# start of Quoted text

The best new drama of the year is ABC’s Flash Forward, hands down.

When everyone on the planet suddenly blacks out for more than 2 minutes, chaos erupts (imagine everyone on the road driving, those on an airplane, swimming, even walking down stairs).

As it turns out, people didn’t just black out for 2 minutes, 17 seconds.  They actually all experienced a glimpse of their lives 6 months in the future, “a flash forward”, if you will.

What happened?  Why/how did everyone see the future?  Why that particular moment in time?  Will it happen again?

What ensues is a group of FBI agents as they try to construct “The Mosaic”, a collection of people’s flash forwards with an attempt to discover something in common.

Also, as it turns out, not everyone was asleep.  Someone was awake and knew the blackouts were coming….Hmmm…

The show does a great job in revealing bits of the truth as the show progresses.  It doesn’t rip the curtain back entirely, of course, but it doesn’t hold everything back either.

# end of Quoted text
# start of Records supplied

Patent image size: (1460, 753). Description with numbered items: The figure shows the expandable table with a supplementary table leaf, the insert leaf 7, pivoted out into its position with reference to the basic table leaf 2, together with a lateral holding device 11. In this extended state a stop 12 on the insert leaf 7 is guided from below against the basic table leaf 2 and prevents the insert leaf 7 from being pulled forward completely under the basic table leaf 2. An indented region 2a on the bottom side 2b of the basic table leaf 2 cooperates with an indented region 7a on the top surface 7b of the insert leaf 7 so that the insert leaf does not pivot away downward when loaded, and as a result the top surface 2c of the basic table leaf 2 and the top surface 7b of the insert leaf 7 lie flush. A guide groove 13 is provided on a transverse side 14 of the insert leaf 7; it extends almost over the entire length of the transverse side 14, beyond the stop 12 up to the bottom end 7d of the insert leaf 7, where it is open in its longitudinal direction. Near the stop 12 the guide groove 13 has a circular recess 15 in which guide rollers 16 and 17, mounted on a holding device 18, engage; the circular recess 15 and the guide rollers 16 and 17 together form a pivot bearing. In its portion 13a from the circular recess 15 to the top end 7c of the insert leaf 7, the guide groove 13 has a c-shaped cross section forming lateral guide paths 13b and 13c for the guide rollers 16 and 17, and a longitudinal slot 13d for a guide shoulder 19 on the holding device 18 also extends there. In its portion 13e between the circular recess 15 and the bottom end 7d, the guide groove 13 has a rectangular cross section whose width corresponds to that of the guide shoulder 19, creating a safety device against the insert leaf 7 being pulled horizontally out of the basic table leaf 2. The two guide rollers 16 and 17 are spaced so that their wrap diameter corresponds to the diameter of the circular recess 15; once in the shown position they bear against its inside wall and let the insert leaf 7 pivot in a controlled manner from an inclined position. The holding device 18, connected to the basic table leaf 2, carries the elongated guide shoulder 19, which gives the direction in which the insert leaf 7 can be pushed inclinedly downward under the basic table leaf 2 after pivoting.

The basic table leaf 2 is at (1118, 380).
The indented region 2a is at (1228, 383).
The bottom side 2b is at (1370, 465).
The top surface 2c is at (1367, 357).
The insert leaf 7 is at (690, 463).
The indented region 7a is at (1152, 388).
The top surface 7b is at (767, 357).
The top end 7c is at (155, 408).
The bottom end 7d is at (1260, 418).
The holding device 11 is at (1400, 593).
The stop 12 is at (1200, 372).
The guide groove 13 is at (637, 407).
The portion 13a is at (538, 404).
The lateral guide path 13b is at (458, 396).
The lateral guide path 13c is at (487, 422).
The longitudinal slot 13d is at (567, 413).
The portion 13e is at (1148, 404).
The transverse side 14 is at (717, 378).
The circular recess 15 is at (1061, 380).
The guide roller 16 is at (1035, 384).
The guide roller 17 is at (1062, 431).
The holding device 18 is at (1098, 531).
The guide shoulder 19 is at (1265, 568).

# end of Records supplied

Your instructions
According to the review of Flash Forward above, how long did everyone on the planet black out?

Full solution
2 minutes, 17 seconds.